-- What the exercise asks --
Wherever a line in the data below holds "інженер", copy that line.

-- Provided entries --
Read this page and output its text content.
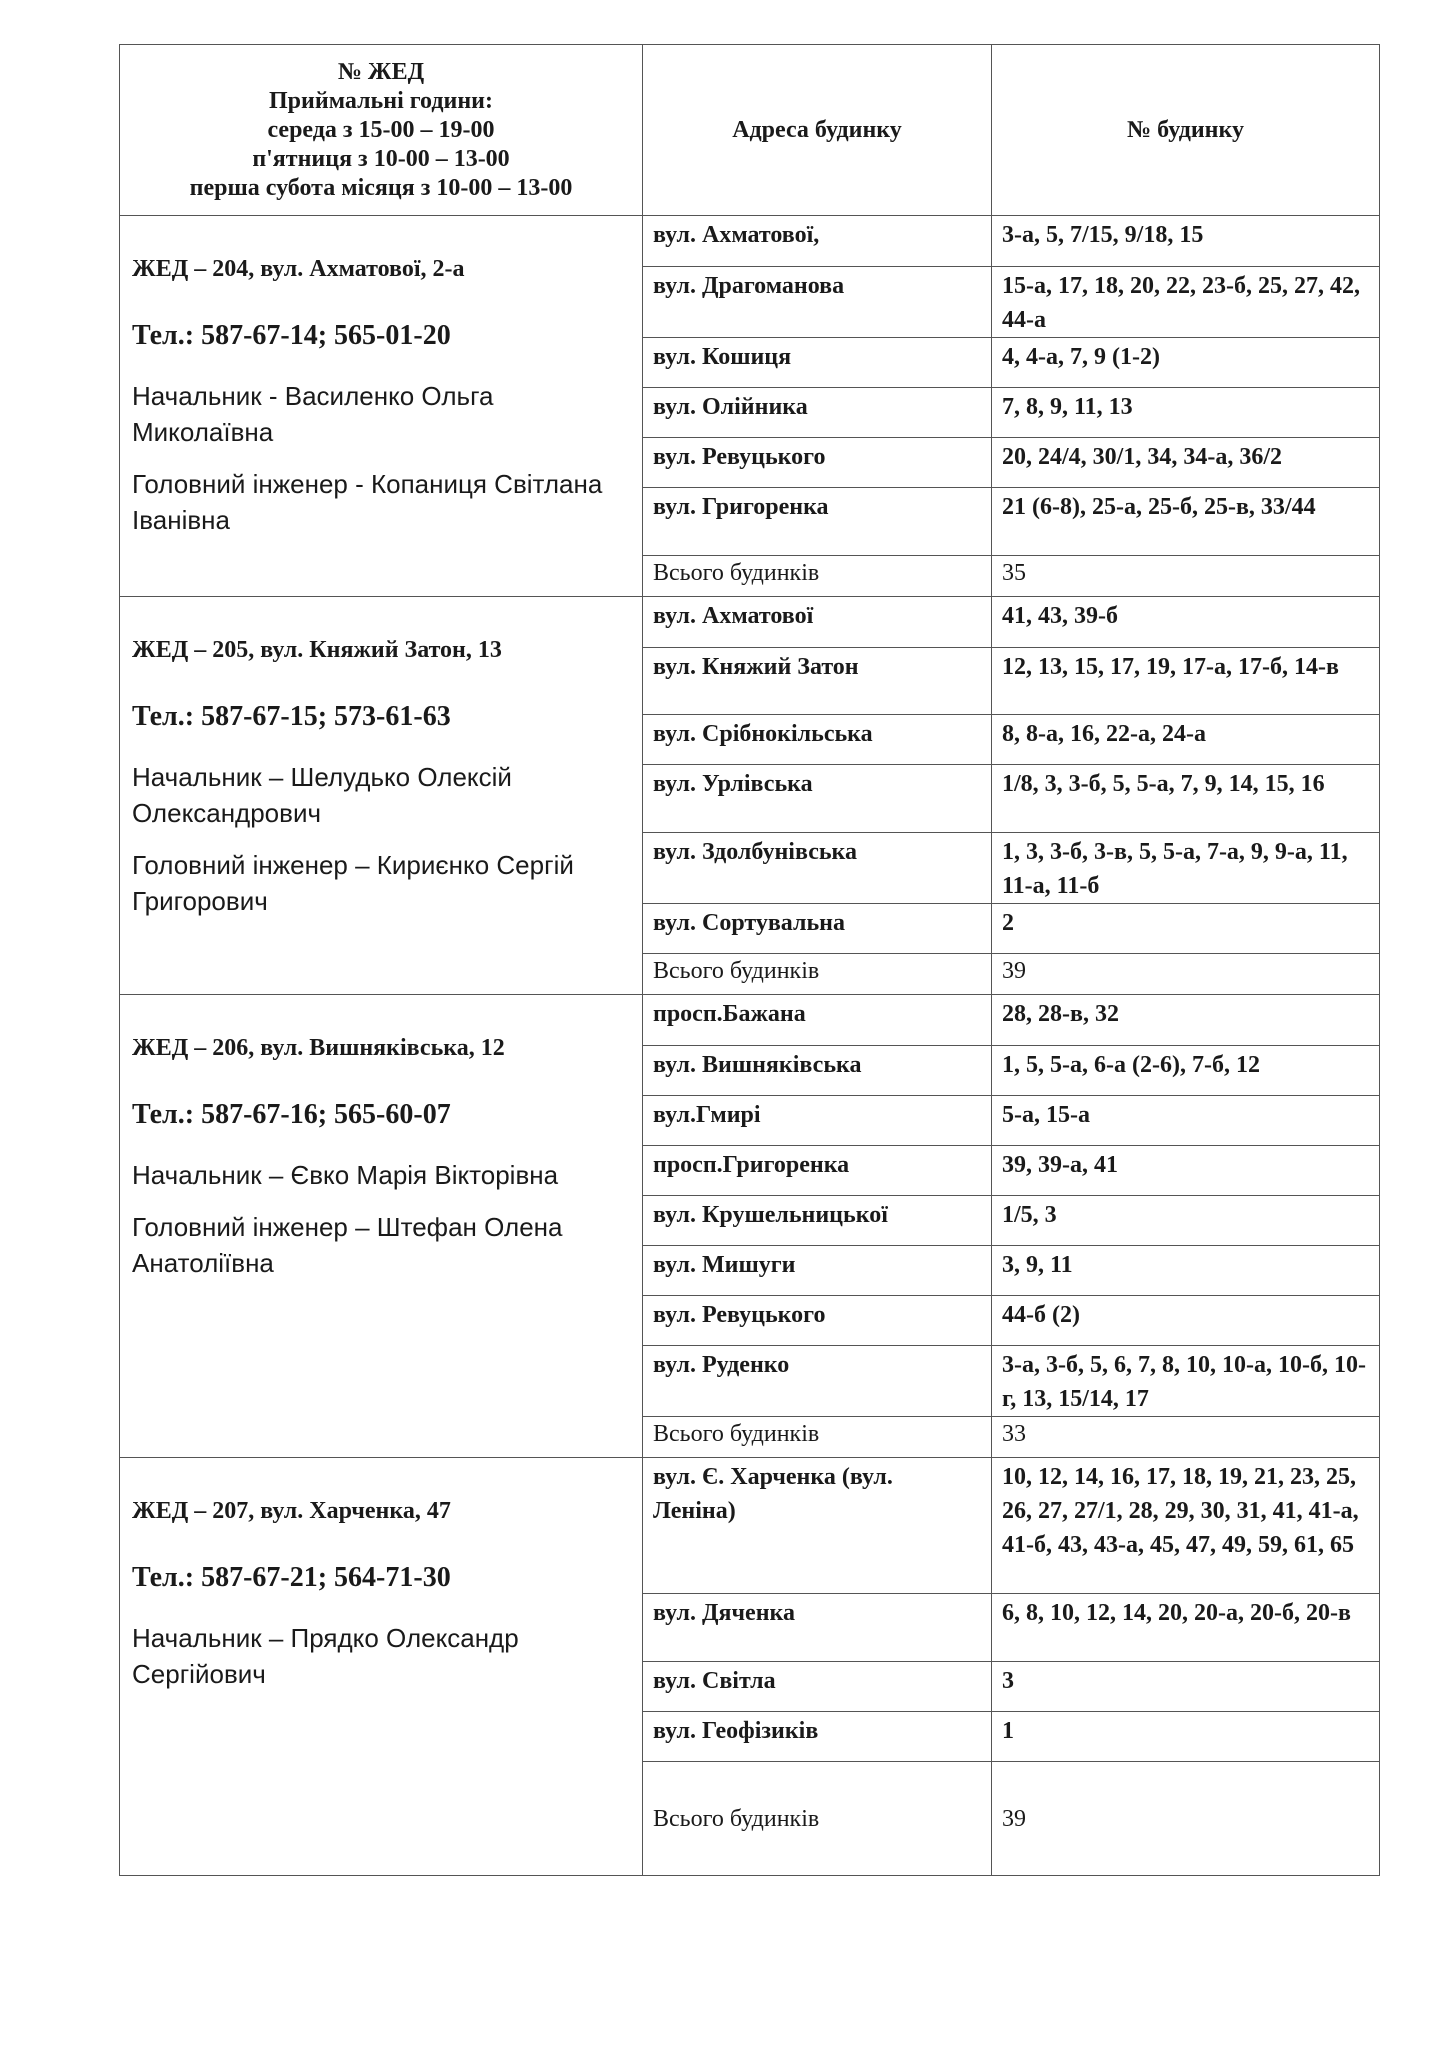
№ ЖЕД
Приймальні години:
середа з 15-00 – 19-00
п'ятниця з 10-00 – 13-00
перша субота місяця з 10-00 – 13-00	Адреса будинку	№ будинку

ЖЕД – 204, вул. Ахматової, 2-а
Тел.: 587-67-14; 565-01-20
Начальник - Василенко Ольга Миколаївна
Головний інженер - Копаниця Світлана Іванівна	вул. Ахматової,	3-а, 5, 7/15, 9/18, 15
	вул. Драгоманова	15-а, 17, 18, 20, 22, 23-б, 25, 27, 42, 44-а
	вул. Кошиця	4, 4-а, 7, 9 (1-2)
	вул. Олійника	7, 8, 9, 11, 13
	вул. Ревуцького	20, 24/4, 30/1, 34, 34-а, 36/2
	вул. Григоренка	21 (6-8), 25-а, 25-б, 25-в, 33/44
	Всього будинків	35

ЖЕД – 205, вул. Княжий Затон, 13
Тел.: 587-67-15; 573-61-63
Начальник – Шелудько Олексій Олександрович
Головний інженер – Кириєнко Сергій Григорович	вул. Ахматової	41, 43, 39-б
	вул. Княжий Затон	12, 13, 15, 17, 19, 17-а, 17-б, 14-в
	вул. Срібнокільська	8, 8-а, 16, 22-а, 24-а
	вул. Урлівська	1/8, 3, 3-б, 5, 5-а, 7, 9, 14, 15, 16
	вул. Здолбунівська	1, 3, 3-б, 3-в, 5, 5-а, 7-а, 9, 9-а, 11, 11-а, 11-б
	вул. Сортувальна	2
	Всього будинків	39

ЖЕД – 206, вул. Вишняківська, 12
Тел.: 587-67-16; 565-60-07
Начальник – Євко Марія Вікторівна
Головний інженер – Штефан Олена Анатоліївна	просп.Бажана	28, 28-в, 32
	вул. Вишняківська	1, 5, 5-а, 6-а (2-6), 7-б, 12
	вул.Гмирі	5-а, 15-а
	просп.Григоренка	39, 39-а, 41
	вул. Крушельницької	1/5, 3
	вул. Мишуги	3, 9, 11
	вул. Ревуцького	44-б (2)
	вул. Руденко	3-а, 3-б, 5, 6, 7, 8, 10, 10-а, 10-б, 10-г, 13, 15/14, 17
	Всього будинків	33

ЖЕД – 207, вул. Харченка, 47
Тел.: 587-67-21; 564-71-30
Начальник – Прядко Олександр Сергійович	вул. Є. Харченка (вул. Леніна)	10, 12, 14, 16, 17, 18, 19, 21, 23, 25, 26, 27, 27/1, 28, 29, 30, 31, 41, 41-а, 41-б, 43, 43-а, 45, 47, 49, 59, 61, 65
	вул. Дяченка	6, 8, 10, 12, 14, 20, 20-а, 20-б, 20-в
	вул. Світла	3
	вул. Геофізиків	1
	Всього будинків	39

-- Right answer --
Головний інженер - Копаниця Світлана Іванівна	вул. Ахматової,	3-а, 5, 7/15, 9/18, 15
Головний інженер – Кириєнко Сергій Григорович	вул. Ахматової	41, 43, 39-б
Головний інженер – Штефан Олена Анатоліївна	просп.Бажана	28, 28-в, 32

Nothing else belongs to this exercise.